Gather all lines with "error" from the records.

[start of The records]

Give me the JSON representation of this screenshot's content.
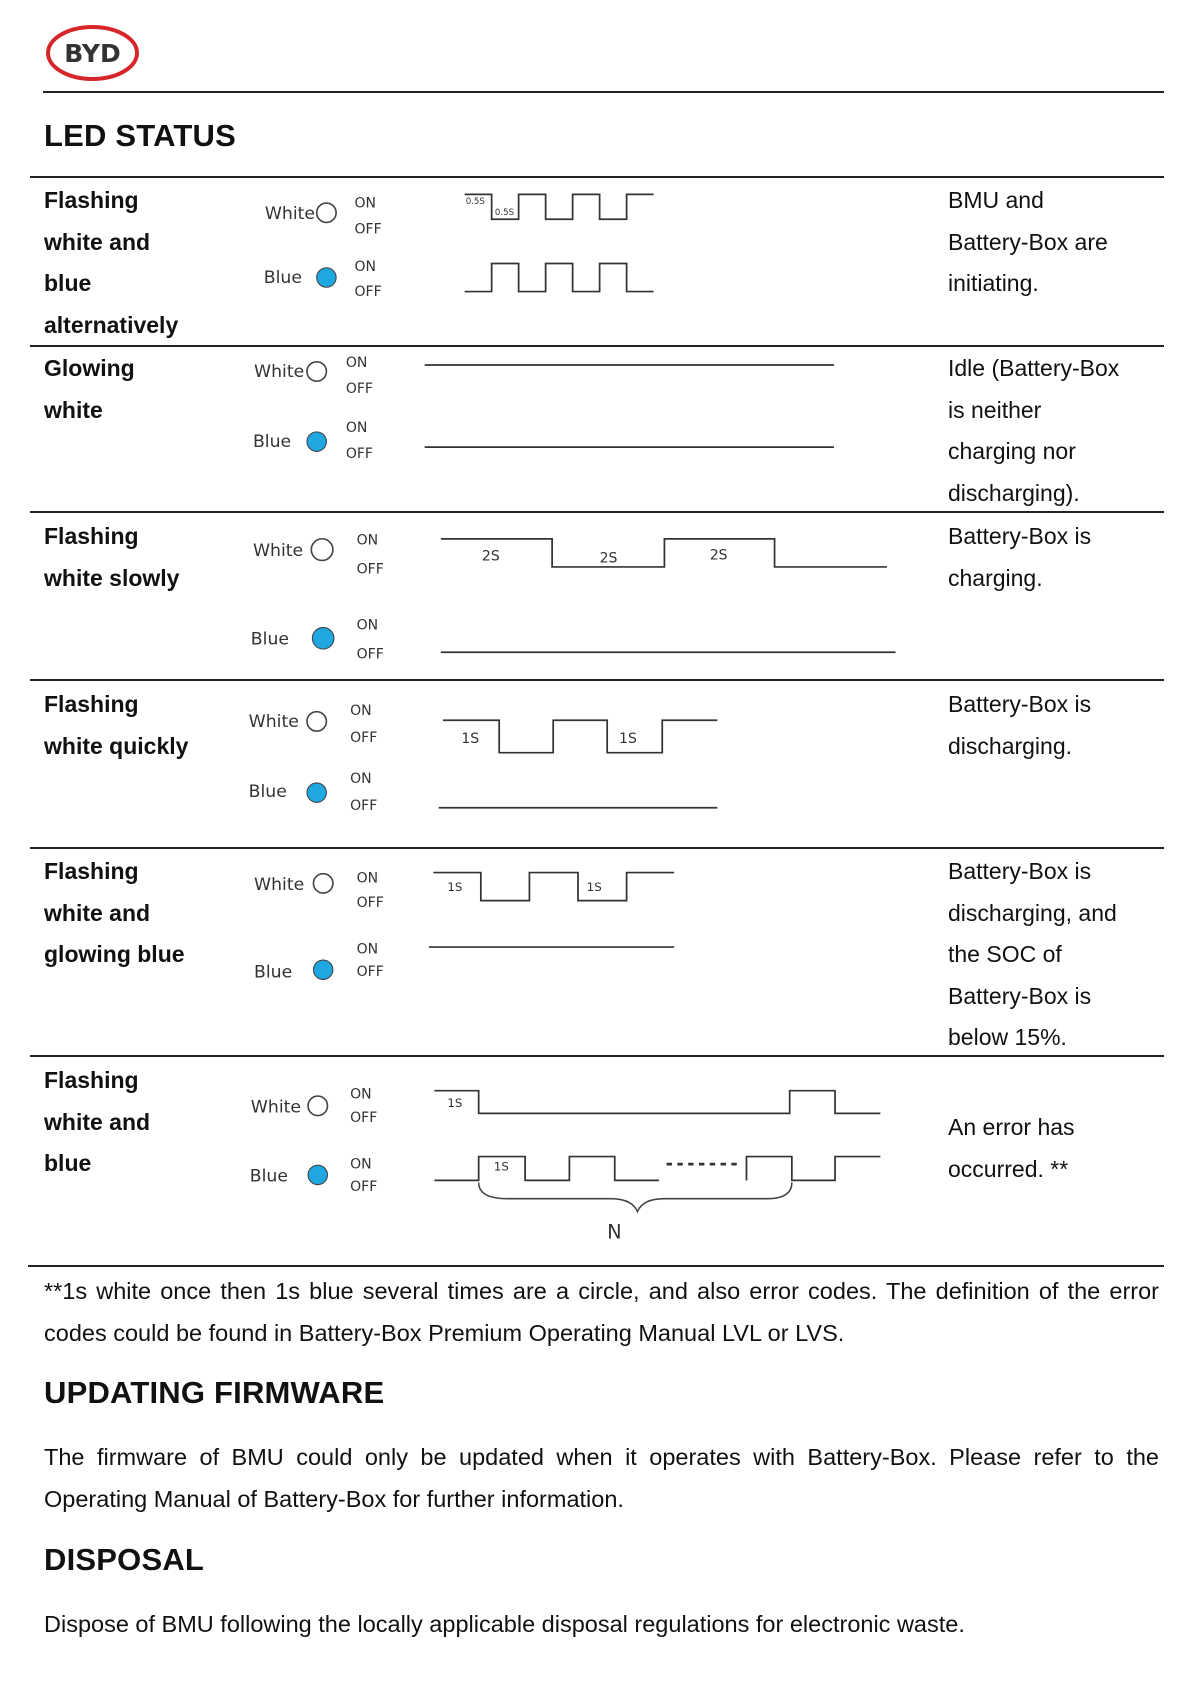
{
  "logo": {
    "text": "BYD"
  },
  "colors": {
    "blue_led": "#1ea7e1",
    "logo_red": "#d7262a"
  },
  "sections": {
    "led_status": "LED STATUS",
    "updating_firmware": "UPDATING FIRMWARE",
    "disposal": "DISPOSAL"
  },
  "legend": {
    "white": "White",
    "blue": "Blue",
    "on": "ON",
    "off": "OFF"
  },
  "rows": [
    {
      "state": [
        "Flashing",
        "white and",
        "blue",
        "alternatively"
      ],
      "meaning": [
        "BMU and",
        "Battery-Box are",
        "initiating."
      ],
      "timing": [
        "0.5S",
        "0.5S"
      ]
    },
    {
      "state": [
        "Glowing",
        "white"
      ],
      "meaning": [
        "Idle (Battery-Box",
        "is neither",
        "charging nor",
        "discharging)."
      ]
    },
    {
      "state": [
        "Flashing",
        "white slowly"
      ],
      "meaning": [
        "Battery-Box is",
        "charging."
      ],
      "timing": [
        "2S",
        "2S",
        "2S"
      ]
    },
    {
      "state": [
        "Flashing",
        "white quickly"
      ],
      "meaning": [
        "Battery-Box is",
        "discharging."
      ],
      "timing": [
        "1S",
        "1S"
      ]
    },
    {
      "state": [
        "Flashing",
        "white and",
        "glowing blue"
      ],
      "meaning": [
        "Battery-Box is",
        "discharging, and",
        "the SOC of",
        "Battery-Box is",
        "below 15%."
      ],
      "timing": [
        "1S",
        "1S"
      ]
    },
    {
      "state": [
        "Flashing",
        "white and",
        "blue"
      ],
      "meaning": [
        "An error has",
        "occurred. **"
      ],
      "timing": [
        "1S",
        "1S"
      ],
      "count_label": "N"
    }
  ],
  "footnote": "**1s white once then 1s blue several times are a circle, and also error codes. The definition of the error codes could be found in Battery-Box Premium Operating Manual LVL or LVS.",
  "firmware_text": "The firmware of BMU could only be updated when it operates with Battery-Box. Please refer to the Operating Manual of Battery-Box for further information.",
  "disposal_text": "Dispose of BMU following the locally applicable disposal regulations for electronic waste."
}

[end of The records]
[start of The records]

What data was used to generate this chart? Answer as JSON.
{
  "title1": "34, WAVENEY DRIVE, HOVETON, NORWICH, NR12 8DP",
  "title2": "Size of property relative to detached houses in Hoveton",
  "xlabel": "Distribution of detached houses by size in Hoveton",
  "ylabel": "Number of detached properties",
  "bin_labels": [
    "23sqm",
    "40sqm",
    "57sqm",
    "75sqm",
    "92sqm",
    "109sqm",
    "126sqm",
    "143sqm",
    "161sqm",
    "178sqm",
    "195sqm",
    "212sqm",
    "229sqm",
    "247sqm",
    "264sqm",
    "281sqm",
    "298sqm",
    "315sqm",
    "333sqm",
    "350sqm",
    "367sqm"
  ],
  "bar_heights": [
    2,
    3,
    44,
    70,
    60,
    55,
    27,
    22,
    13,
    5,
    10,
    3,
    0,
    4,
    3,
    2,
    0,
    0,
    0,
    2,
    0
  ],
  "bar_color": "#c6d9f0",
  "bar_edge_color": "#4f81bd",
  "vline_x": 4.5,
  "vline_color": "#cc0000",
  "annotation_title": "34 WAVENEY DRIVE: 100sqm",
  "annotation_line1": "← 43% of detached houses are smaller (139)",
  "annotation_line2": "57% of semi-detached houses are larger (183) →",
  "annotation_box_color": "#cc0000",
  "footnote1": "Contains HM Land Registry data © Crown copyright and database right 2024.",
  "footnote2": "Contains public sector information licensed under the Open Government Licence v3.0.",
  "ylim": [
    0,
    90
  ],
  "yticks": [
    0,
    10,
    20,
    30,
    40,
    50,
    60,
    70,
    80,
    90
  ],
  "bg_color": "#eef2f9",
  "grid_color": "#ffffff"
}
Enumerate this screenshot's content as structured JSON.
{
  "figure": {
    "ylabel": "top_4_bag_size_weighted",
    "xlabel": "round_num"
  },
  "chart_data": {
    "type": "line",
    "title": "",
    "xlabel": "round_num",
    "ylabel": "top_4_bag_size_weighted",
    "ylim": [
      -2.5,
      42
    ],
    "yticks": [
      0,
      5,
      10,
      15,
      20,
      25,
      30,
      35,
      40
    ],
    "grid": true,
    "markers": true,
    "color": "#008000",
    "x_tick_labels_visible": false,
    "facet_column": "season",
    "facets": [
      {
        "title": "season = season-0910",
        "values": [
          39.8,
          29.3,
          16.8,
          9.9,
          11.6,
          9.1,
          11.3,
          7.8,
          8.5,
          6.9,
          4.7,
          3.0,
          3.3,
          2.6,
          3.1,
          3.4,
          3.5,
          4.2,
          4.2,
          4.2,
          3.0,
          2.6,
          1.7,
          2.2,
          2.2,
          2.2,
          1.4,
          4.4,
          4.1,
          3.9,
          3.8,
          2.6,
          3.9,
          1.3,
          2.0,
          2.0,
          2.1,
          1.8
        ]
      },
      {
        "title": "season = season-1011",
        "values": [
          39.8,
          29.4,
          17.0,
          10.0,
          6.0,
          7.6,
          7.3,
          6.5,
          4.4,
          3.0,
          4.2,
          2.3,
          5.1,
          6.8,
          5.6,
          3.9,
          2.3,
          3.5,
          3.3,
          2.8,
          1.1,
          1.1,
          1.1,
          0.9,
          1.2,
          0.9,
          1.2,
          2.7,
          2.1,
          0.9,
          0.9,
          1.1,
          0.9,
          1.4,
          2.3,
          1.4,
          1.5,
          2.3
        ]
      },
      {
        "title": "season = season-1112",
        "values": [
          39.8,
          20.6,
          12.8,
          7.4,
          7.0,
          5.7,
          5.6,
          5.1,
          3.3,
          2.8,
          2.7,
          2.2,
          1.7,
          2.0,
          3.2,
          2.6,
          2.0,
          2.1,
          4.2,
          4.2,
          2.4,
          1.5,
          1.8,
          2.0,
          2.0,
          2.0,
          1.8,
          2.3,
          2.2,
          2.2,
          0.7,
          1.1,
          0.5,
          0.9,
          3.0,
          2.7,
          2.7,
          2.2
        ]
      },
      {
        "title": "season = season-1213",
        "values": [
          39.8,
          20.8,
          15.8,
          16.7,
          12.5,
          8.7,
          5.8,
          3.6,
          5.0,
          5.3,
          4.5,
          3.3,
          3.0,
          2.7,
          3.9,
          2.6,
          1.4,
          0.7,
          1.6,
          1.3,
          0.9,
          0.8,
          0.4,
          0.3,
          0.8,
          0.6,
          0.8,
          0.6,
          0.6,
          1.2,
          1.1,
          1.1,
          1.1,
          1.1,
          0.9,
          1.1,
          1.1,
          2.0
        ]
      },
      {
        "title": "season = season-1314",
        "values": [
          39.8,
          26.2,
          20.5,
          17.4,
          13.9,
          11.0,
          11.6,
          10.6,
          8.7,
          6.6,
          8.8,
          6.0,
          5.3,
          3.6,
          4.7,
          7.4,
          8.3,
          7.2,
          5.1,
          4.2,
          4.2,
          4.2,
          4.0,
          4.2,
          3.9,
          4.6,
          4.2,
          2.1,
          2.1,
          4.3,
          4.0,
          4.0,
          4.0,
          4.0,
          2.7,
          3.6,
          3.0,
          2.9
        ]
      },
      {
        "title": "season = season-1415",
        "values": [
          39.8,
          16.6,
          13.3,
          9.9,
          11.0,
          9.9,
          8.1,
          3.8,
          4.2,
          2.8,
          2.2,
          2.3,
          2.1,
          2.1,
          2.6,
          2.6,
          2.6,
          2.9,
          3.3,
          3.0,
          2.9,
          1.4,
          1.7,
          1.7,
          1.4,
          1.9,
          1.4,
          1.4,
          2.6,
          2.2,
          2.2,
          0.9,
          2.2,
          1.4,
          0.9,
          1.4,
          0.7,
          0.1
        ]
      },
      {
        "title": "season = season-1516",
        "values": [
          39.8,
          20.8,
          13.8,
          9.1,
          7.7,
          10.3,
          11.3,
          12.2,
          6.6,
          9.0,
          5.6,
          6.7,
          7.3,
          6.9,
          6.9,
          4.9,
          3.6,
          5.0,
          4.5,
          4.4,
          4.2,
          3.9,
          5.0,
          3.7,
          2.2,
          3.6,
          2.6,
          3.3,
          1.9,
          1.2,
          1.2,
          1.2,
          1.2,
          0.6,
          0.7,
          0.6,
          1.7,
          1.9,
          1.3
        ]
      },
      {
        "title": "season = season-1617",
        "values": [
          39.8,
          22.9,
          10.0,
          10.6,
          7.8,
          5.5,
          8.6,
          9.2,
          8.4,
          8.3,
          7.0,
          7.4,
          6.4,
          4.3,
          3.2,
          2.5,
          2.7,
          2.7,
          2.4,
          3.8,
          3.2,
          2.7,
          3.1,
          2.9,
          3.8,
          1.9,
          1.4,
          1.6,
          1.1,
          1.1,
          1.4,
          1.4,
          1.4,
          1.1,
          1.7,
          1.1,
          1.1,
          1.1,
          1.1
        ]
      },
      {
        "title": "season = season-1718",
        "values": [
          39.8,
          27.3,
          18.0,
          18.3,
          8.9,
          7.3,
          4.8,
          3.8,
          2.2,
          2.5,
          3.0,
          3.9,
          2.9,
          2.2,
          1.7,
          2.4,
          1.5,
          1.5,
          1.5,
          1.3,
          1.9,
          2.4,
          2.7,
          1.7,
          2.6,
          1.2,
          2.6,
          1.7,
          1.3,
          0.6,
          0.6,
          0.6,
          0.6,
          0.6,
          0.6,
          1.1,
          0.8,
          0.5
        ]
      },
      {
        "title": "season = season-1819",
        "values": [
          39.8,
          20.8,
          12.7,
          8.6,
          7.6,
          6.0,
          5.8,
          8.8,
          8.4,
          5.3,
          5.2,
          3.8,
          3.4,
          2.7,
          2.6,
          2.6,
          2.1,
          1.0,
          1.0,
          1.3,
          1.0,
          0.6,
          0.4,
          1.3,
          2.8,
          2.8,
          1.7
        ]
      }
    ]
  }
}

[end of The records]

Output
        "An error has",
  "footnote": "**1s white once then 1s blue several times are a circle, and also error codes. The definition of the error codes could be found in Battery-Box Premium Operating Manual LVL or LVS.",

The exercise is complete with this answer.